* _The exercise_
Find the lines holding the string "title" in the data, then copy all of them.

"""

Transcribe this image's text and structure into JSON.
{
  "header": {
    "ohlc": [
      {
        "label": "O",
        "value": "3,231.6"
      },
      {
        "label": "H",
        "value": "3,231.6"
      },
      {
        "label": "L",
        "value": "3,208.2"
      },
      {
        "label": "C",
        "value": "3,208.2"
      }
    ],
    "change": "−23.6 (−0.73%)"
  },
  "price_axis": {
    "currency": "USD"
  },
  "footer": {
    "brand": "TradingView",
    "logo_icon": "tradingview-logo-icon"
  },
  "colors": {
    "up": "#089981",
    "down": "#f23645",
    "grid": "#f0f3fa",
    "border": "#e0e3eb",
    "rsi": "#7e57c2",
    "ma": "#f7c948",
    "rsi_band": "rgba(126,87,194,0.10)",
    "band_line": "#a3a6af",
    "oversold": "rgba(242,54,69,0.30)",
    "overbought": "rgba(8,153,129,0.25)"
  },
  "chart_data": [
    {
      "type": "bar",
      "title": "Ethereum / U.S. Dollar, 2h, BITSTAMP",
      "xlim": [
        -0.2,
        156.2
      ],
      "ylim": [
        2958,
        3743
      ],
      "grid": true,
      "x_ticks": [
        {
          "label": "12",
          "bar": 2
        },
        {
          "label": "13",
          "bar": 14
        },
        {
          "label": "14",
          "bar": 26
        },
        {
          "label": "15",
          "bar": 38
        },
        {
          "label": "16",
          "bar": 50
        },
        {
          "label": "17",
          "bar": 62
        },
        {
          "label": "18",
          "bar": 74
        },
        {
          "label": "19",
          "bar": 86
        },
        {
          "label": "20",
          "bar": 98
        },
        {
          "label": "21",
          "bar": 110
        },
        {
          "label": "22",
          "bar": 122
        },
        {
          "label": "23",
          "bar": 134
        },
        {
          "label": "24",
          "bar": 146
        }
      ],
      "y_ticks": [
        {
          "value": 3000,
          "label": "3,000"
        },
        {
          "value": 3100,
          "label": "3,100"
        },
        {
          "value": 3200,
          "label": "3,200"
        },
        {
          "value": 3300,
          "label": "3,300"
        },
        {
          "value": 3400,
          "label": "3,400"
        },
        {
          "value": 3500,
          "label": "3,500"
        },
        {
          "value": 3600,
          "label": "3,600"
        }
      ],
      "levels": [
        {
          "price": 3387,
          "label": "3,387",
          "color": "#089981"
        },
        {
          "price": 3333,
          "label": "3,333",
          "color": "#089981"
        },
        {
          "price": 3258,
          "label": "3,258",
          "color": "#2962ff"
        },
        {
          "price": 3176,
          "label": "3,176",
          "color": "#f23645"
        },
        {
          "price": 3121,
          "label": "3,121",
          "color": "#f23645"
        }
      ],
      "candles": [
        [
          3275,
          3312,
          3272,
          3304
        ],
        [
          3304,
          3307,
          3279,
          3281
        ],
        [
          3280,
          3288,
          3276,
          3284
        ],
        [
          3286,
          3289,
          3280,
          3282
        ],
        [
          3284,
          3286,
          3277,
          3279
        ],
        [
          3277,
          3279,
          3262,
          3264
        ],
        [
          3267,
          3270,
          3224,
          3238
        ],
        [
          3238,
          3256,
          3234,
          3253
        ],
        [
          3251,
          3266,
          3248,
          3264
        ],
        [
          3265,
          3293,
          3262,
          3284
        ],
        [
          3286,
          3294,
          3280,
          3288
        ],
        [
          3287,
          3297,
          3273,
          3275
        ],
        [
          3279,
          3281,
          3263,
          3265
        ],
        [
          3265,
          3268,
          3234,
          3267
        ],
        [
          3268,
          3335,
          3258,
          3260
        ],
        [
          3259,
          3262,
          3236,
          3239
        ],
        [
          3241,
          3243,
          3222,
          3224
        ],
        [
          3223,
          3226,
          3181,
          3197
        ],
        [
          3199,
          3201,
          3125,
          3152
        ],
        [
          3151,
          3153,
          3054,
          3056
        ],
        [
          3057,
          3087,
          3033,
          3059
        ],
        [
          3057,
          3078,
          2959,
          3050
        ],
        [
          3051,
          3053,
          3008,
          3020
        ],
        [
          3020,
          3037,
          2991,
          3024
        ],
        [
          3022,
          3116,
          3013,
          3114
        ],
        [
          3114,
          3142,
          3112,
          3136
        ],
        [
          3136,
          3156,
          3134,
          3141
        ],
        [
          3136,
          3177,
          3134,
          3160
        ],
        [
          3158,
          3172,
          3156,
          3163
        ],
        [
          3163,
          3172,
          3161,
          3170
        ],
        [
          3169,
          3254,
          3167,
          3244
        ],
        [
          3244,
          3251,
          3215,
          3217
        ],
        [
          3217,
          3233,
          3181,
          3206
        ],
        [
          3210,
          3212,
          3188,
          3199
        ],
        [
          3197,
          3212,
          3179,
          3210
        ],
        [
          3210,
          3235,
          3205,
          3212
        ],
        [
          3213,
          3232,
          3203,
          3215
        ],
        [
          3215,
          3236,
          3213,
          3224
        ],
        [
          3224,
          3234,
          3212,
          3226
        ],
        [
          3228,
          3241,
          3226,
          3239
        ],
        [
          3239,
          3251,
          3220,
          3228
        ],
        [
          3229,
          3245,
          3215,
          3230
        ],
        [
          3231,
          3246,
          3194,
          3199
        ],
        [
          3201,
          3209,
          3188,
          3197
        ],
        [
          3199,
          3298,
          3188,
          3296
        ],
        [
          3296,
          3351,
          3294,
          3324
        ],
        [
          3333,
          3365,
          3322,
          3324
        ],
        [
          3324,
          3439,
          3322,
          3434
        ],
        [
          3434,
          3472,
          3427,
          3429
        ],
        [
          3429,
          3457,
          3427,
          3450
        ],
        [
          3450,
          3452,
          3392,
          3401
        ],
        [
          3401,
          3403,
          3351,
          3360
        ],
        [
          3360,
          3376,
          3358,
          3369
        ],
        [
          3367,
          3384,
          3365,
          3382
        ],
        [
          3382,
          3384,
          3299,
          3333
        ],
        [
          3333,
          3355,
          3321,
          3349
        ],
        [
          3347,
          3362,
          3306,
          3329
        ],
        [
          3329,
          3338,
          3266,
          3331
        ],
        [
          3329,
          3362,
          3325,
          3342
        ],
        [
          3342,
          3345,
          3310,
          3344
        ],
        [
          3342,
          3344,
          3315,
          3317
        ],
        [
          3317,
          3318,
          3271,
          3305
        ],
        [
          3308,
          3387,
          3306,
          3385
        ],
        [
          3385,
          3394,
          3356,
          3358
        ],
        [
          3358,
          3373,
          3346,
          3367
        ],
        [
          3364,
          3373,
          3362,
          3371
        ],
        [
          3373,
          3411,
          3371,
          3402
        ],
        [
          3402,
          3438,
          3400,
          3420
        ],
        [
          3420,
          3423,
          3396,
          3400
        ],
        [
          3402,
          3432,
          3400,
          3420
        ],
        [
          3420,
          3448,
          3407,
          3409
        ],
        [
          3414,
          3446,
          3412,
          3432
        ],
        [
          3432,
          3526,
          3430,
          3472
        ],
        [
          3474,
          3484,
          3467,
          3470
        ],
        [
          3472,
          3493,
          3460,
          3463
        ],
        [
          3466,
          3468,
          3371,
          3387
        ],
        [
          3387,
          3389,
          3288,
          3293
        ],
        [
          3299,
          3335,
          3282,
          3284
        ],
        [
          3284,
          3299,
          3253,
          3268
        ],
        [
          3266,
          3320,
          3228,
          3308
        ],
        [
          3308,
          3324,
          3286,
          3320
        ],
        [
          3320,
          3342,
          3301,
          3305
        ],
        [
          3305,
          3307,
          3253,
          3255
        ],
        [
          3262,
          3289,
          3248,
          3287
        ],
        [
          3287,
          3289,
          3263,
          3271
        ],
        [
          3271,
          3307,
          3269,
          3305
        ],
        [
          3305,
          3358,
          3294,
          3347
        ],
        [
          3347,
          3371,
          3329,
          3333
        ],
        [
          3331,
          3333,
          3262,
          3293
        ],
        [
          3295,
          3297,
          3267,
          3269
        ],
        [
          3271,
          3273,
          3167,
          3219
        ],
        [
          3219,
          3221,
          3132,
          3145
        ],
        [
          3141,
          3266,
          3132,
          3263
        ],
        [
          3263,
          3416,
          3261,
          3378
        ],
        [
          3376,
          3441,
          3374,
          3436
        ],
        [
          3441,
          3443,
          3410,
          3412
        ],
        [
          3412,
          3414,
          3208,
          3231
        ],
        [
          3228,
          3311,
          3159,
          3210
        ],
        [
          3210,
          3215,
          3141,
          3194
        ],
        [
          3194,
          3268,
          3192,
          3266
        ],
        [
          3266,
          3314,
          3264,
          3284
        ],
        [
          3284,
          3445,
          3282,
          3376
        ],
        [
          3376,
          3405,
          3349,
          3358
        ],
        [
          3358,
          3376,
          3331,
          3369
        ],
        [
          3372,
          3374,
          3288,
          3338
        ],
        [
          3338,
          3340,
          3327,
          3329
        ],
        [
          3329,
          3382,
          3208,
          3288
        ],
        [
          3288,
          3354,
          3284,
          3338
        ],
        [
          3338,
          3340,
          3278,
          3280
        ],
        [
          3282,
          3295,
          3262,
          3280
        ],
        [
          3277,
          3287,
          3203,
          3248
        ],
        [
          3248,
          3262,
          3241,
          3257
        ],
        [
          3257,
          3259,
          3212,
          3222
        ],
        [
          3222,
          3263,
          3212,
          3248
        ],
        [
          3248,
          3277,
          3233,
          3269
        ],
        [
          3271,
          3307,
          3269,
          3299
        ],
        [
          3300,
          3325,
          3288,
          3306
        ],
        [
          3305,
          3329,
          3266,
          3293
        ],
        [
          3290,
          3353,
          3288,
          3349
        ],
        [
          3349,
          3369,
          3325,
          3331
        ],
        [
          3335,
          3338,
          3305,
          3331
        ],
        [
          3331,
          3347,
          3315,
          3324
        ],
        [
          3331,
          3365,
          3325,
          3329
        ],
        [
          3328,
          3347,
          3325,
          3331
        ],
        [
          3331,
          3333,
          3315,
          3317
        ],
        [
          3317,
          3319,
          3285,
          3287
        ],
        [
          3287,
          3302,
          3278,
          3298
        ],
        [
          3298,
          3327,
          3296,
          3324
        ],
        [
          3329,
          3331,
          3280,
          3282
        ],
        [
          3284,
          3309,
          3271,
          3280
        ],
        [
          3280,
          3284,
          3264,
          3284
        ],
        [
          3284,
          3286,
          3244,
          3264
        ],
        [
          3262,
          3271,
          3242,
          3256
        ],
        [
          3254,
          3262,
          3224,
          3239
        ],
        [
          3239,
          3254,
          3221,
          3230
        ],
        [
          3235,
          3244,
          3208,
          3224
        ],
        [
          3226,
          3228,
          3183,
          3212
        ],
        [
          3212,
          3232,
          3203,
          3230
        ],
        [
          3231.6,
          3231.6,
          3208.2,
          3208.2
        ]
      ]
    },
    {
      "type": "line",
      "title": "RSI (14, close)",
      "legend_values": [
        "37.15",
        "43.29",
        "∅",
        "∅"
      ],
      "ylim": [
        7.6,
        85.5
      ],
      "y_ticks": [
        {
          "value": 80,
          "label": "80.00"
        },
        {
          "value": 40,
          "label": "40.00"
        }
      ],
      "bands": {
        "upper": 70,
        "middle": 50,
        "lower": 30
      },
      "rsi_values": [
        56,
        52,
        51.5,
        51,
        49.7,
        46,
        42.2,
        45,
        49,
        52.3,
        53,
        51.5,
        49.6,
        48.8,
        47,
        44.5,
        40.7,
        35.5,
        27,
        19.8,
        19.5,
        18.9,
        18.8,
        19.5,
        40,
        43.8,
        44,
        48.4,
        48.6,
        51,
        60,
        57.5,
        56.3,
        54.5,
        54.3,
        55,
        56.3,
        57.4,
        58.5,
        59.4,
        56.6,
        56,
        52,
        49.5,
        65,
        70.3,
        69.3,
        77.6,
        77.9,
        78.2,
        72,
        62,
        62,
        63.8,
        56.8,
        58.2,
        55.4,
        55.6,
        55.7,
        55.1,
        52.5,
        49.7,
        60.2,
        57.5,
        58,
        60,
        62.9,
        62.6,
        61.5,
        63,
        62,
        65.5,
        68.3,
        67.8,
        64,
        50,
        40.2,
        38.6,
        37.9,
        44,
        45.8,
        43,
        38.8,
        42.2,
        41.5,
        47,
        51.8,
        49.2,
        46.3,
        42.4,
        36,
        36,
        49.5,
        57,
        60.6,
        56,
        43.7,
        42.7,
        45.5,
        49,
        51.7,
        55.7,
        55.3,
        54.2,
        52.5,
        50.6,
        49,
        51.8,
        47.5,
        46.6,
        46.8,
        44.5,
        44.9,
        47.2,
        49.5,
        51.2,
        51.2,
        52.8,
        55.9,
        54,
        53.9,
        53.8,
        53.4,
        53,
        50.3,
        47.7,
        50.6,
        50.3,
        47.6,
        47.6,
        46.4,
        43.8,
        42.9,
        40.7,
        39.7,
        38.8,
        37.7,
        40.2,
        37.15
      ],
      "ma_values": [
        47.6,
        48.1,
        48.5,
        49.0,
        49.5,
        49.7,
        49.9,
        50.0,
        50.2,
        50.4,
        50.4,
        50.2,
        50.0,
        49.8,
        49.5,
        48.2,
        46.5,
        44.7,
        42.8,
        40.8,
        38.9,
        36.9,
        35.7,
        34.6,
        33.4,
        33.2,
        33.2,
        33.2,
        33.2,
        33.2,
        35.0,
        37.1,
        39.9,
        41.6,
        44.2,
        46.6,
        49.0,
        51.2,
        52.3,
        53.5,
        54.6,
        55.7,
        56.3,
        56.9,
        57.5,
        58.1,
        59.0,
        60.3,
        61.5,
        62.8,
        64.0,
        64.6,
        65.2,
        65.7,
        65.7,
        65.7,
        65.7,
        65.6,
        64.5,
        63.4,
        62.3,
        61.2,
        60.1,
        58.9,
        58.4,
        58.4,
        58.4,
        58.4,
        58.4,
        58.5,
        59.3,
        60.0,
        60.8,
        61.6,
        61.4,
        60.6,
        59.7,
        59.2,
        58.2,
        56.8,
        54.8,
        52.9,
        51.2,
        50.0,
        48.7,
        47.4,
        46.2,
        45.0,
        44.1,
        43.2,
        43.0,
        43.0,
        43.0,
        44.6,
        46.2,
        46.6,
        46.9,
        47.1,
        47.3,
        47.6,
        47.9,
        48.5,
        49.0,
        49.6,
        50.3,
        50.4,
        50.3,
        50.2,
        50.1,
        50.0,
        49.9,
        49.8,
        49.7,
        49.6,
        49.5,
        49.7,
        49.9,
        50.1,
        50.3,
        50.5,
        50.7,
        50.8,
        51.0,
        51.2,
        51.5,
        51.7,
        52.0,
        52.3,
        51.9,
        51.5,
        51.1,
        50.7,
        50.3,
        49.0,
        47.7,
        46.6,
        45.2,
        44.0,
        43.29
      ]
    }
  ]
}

"""

* _Task result_
      "title": "Ethereum / U.S. Dollar, 2h, BITSTAMP",
      "title": "RSI (14, close)",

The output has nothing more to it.